- _TASK DIRECTIONS_
Tally every line of the listing where the string "Pragmatic" is found, and state the total alone.

- _RECORD EXTRACTS_

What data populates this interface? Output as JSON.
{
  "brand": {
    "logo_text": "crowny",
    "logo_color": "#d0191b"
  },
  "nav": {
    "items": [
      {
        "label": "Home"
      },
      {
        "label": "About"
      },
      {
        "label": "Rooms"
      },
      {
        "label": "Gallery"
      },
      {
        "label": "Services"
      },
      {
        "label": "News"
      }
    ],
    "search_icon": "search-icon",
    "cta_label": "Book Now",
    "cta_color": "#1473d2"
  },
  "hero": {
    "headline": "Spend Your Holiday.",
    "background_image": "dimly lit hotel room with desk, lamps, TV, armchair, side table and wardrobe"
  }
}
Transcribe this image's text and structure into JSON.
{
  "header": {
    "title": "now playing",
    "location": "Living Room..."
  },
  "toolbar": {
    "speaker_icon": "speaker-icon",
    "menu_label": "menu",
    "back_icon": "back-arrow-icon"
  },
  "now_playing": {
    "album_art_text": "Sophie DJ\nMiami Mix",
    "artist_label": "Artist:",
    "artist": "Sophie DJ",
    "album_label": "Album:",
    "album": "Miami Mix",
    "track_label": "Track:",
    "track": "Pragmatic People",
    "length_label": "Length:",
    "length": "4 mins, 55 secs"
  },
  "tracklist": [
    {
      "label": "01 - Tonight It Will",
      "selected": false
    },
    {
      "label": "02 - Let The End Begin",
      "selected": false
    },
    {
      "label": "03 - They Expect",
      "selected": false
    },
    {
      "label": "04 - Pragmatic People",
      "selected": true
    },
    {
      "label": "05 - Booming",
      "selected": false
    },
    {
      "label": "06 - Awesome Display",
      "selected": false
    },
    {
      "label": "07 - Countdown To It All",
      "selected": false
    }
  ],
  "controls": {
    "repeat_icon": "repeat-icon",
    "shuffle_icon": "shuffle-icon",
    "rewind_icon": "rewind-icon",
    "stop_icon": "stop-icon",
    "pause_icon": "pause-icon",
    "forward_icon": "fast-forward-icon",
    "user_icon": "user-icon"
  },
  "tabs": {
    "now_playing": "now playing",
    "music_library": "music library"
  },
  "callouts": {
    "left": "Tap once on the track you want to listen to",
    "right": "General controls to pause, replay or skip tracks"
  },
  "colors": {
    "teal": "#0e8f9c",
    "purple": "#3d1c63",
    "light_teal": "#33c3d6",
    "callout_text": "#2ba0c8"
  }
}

- _ANSWER BELOW_
2